■ Problem: Every line below that holds the string "Imġarr" should be copied out.

++++ Data listing ++++

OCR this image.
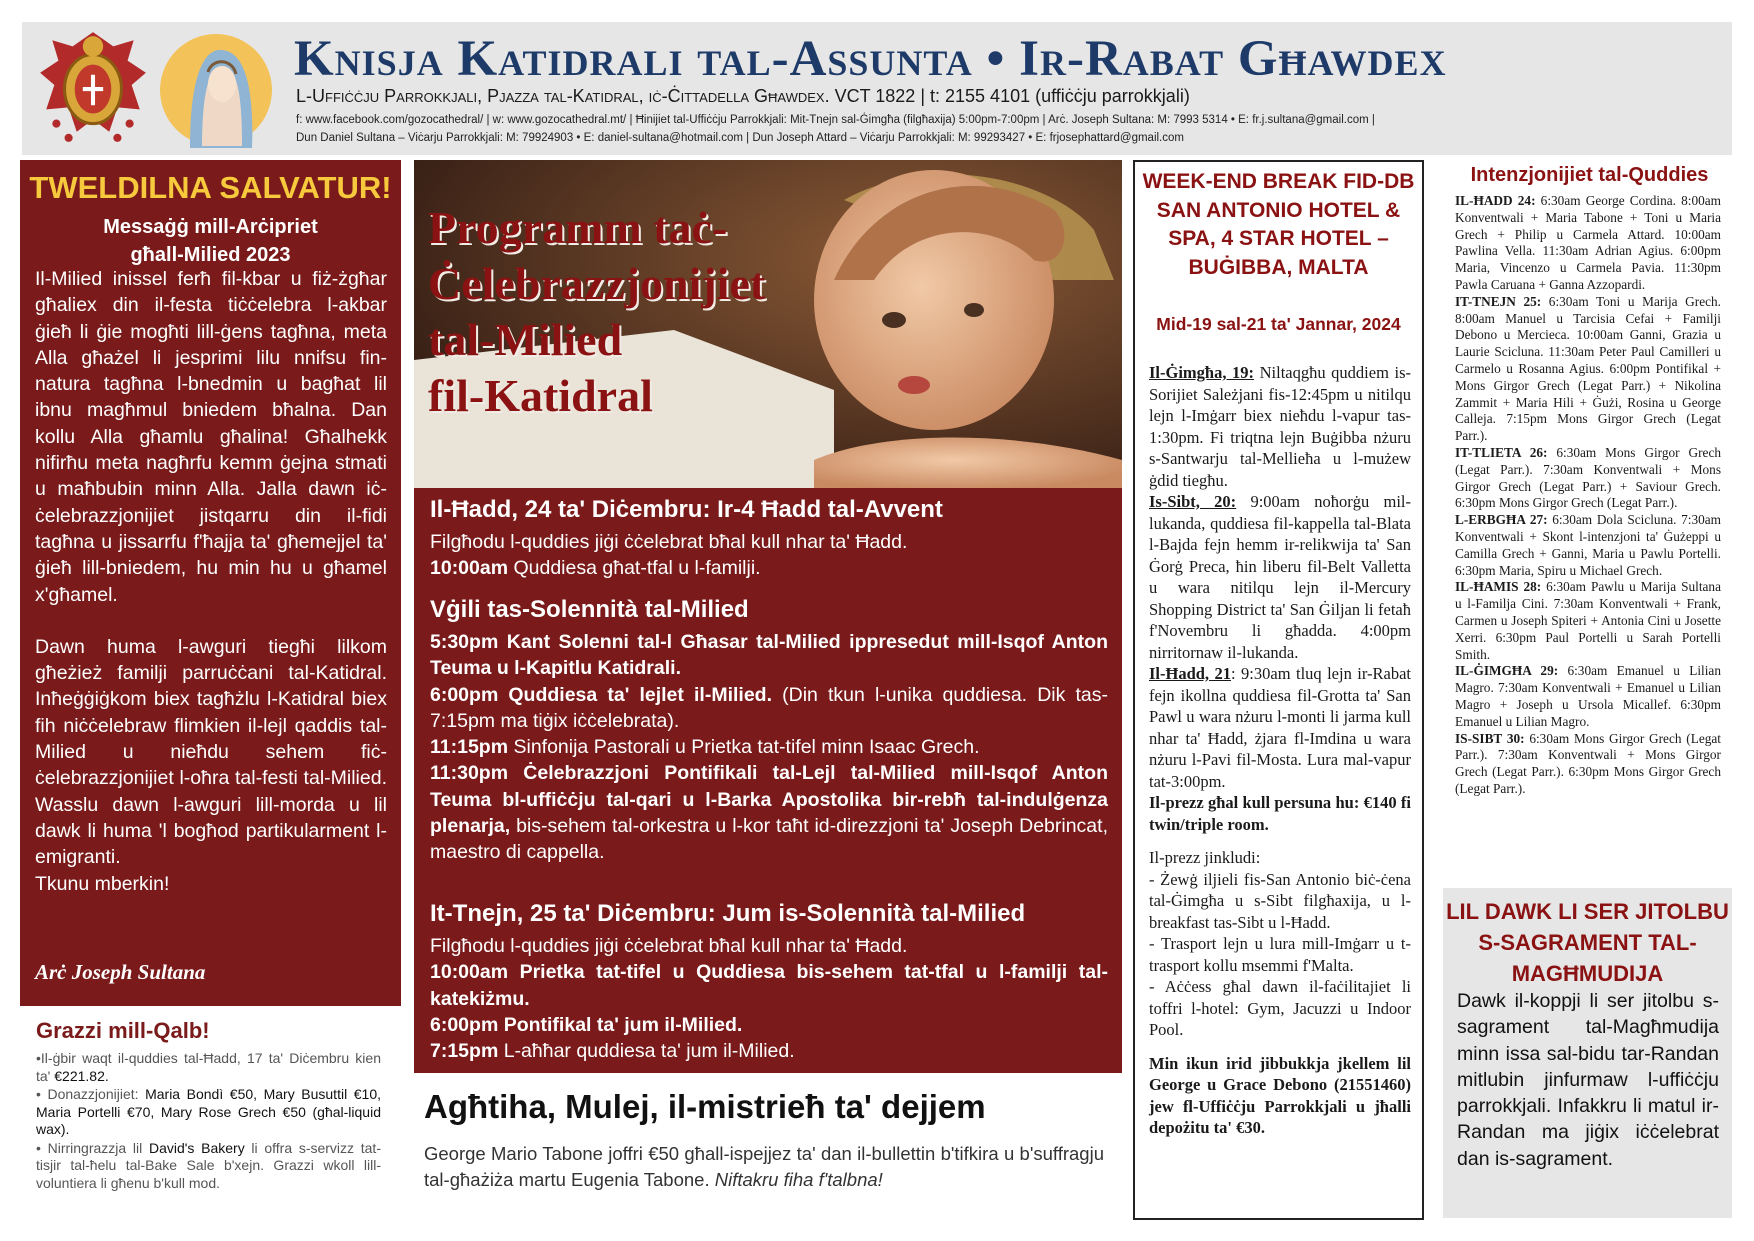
Knisja Katidrali tal-Assunta • Ir-Rabat Għawdex
L-Uffiċċju Parrokkjali, Pjazza tal-Katidral, iċ-Ċittadella Għawdex. VCT 1822 | t: 2155 4101 (uffiċċju parrokkjali)
f: www.facebook.com/gozocathedral/ | w: www.gozocathedral.mt/ | Ħinijiet tal-Uffiċċju Parrokkjali: Mit-Tnejn sal-Ġimgħa (filgħaxija) 5:00pm-7:00pm | Arċ. Joseph Sultana: M: 7993 5314 • E: fr.j.sultana@gmail.com |
Dun Daniel Sultana – Viċarju Parrokkjali: M: 79924903 • E: daniel-sultana@hotmail.com | Dun Joseph Attard – Viċarju Parrokkjali: M: 99293427 • E: frjosephattard@gmail.com
TWELDILNA SALVATUR!
Messaġġ mill-Arċipriet
għall-Milied 2023

Il-Milied inissel ferħ fil-kbar u fiż-żgħar għaliex din il-festa tiċċelebra l-akbar ġieħ li ġie mogħti lill-ġens tagħna, meta Alla għażel li jesprimi lilu nnifsu fin-natura tagħna l-bnedmin u bagħat lil ibnu magħmul bniedem bħalna. Dan kollu Alla għamlu għalina! Għalhekk nifirħu meta nagħrfu kemm ġejna stmati u maħbubin minn Alla. Jalla dawn iċ-ċelebrazzjonijiet jistqarru din il-fidi tagħna u jissarrfu f'ħajja ta' għemejjel ta' ġieħ lill-bniedem, hu min hu u għamel x'għamel.

Dawn huma l-awguri tiegħi lilkom għeżież familji parruċċani tal-Katidral. Inħeġġiġkom biex tagħżlu l-Katidral biex fih niċċelebraw flimkien il-lejl qaddis tal-Milied u nieħdu sehem fiċ-ċelebrazzjonijiet l-oħra tal-festi tal-Milied. Wasslu dawn l-awguri lill-morda u lil dawk li huma 'l bogħod partikularment l-emigranti.

Tkunu mberkin!

Arċ Joseph Sultana
Grazzi mill-Qalb!

•Il-ġbir waqt il-quddies tal-Ħadd, 17 ta' Diċembru kien ta' €221.82.

• Donazzjonijiet: Maria Bondì €50, Mary Busuttil €10, Maria Portelli €70, Mary Rose Grech €50 (għal-liquid wax).

• Nirringrazzja lil David's Bakery li offra s-servizz tat-tisjir tal-ħelu tal-Bake Sale b'xejn. Grazzi wkoll lill-voluntiera li għenu b'kull mod.

Programm taċ-
Ċelebrazzjonijiet
tal-Milied
fil-Katidral
Il-Ħadd, 24 ta' Diċembru: Ir-4 Ħadd tal-Avvent
Filgħodu l-quddies jiġi ċċelebrat bħal kull nhar ta' Ħadd.
10:00am Quddiesa għat-tfal u l-familji.
Vġili tas-Solennità tal-Milied
5:30pm Kant Solenni tal-l Għasar tal-Milied ippresedut mill-Isqof Anton Teuma u l-Kapitlu Katidrali.
6:00pm Quddiesa ta' lejlet il-Milied. (Din tkun l-unika quddiesa. Dik tas-7:15pm ma tiġix iċċelebrata).
11:15pm Sinfonija Pastorali u Prietka tat-tifel minn Isaac Grech.
11:30pm Ċelebrazzjoni Pontifikali tal-Lejl tal-Milied mill-Isqof Anton Teuma bl-uffiċċju tal-qari u l-Barka Apostolika bir-rebħ tal-indulġenza plenarja, bis-sehem tal-orkestra u l-kor taħt id-direzzjoni ta' Joseph Debrincat, maestro di cappella.
It-Tnejn, 25 ta' Diċembru: Jum is-Solennità tal-Milied
Filgħodu l-quddies jiġi ċċelebrat bħal kull nhar ta' Ħadd.
10:00am Prietka tat-tifel u Quddiesa bis-sehem tat-tfal u l-familji tal-katekiżmu.
6:00pm Pontifikal ta' jum il-Milied.
7:15pm L-aħħar quddiesa ta' jum il-Milied.
Agħtiha, Mulej, il-mistrieħ ta' dejjem
George Mario Tabone joffri €50 għall-ispejjez ta' dan il-bullettin b'tifkira u b'suffragju tal-għażiża martu Eugenia Tabone. Niftakru fiha f'talbna!
WEEK-END BREAK FID-DB SAN ANTONIO HOTEL & SPA, 4 STAR HOTEL – BUĠIBBA, MALTA
Mid-19 sal-21 ta' Jannar, 2024

Il-Ġimgħa, 19: Niltaqgħu quddiem is-Sorijiet Sależjani fis-12:45pm u nitilqu lejn l-Imġarr biex nieħdu l-vapur tas-1:30pm. Fi triqtna lejn Buġibba nżuru s-Santwarju tal-Mellieħa u l-mużew ġdid tiegħu.

Is-Sibt, 20: 9:00am noħorġu mil-lukanda, quddiesa fil-kappella tal-Blata l-Bajda fejn hemm ir-relikwija ta' San Ġorġ Preca, ħin liberu fil-Belt Valletta u wara nitilqu lejn il-Mercury Shopping District ta' San Ġiljan li fetaħ f'Novembru li għadda. 4:00pm nirritornaw il-lukanda.

Il-Ħadd, 21: 9:30am tluq lejn ir-Rabat fejn ikollna quddiesa fil-Grotta ta' San Pawl u wara nżuru l-monti li jarma kull nhar ta' Ħadd, żjara fl-Imdina u wara nżuru l-Pavi fil-Mosta. Lura mal-vapur tat-3:00pm.

Il-prezz għal kull persuna hu: €140 fi twin/triple room.

Il-prezz jinkludi:

- Żewġ iljieli fis-San Antonio biċ-ċena tal-Ġimgħa u s-Sibt filgħaxija, u l-breakfast tas-Sibt u l-Ħadd.

- Trasport lejn u lura mill-Imġarr u t-trasport kollu msemmi f'Malta.

- Aċċess għal dawn il-faċilitajiet li toffri l-hotel: Gym, Jacuzzi u Indoor Pool.

Min ikun irid jibbukkja jkellem lil George u Grace Debono (21551460) jew fl-Uffiċċju Parrokkjali u jħalli depożitu ta' €30.

Intenzjonijiet tal-Quddies

IL-ĦADD 24: 6:30am George Cordina. 8:00am Konventwali + Maria Tabone + Toni u Maria Grech + Philip u Carmela Attard. 10:00am Pawlina Vella. 11:30am Adrian Agius. 6:00pm Maria, Vincenzo u Carmela Pavia. 11:30pm Pawla Caruana + Ganna Azzopardi.

IT-TNEJN 25: 6:30am Toni u Marija Grech. 8:00am Manuel u Tarcisia Cefai + Familji Debono u Mercieca. 10:00am Ganni, Grazia u Laurie Scicluna. 11:30am Peter Paul Camilleri u Carmelo u Rosanna Agius. 6:00pm Pontifikal + Mons Girgor Grech (Legat Parr.) + Nikolina Zammit + Maria Hili + Ġużi, Rosina u George Calleja. 7:15pm Mons Girgor Grech (Legat Parr.).

IT-TLIETA 26: 6:30am Mons Girgor Grech (Legat Parr.). 7:30am Konventwali + Mons Girgor Grech (Legat Parr.) + Saviour Grech. 6:30pm Mons Girgor Grech (Legat Parr.).

L-ERBGĦA 27: 6:30am Dola Scicluna. 7:30am Konventwali + Skont l-intenzjoni ta' Ġużeppi u Camilla Grech + Ganni, Maria u Pawlu Portelli. 6:30pm Maria, Spiru u Michael Grech.

IL-ĦAMIS 28: 6:30am Pawlu u Marija Sultana u l-Familja Cini. 7:30am Konventwali + Frank, Carmen u Joseph Spiteri + Antonia Cini u Josette Xerri. 6:30pm Paul Portelli u Sarah Portelli Smith.

IL-ĠIMGĦA 29: 6:30am Emanuel u Lilian Magro. 7:30am Konventwali + Emanuel u Lilian Magro + Joseph u Ursola Micallef. 6:30pm Emanuel u Lilian Magro.

IS-SIBT 30: 6:30am Mons Girgor Grech (Legat Parr.). 7:30am Konventwali + Mons Girgor Grech (Legat Parr.). 6:30pm Mons Girgor Grech (Legat Parr.).

LIL DAWK LI SER JITOLBU S-SAGRAMENT TAL-MAGĦMUDIJA
Dawk il-koppji li ser jitolbu s-sagrament tal-Magħmudija minn issa sal-bidu tar-Randan mitlubin jinfurmaw l-uffiċċju parrokkjali. Infakkru li matul ir-Randan ma jiġix iċċelebrat dan is-sagrament.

++++

■ Answer for this exercise:
Il-Ġimgħa, 19: Niltaqgħu quddiem is-Sorijiet Sależjani fis-12:45pm u nitilqu lejn l-Imġarr biex nieħdu l-vapur tas-1:30pm. Fi triqtna lejn Buġibba nżuru s-Santwarju tal-Mellieħa u l-mużew ġdid tiegħu.
- Trasport lejn u lura mill-Imġarr u t-trasport kollu msemmi f'Malta.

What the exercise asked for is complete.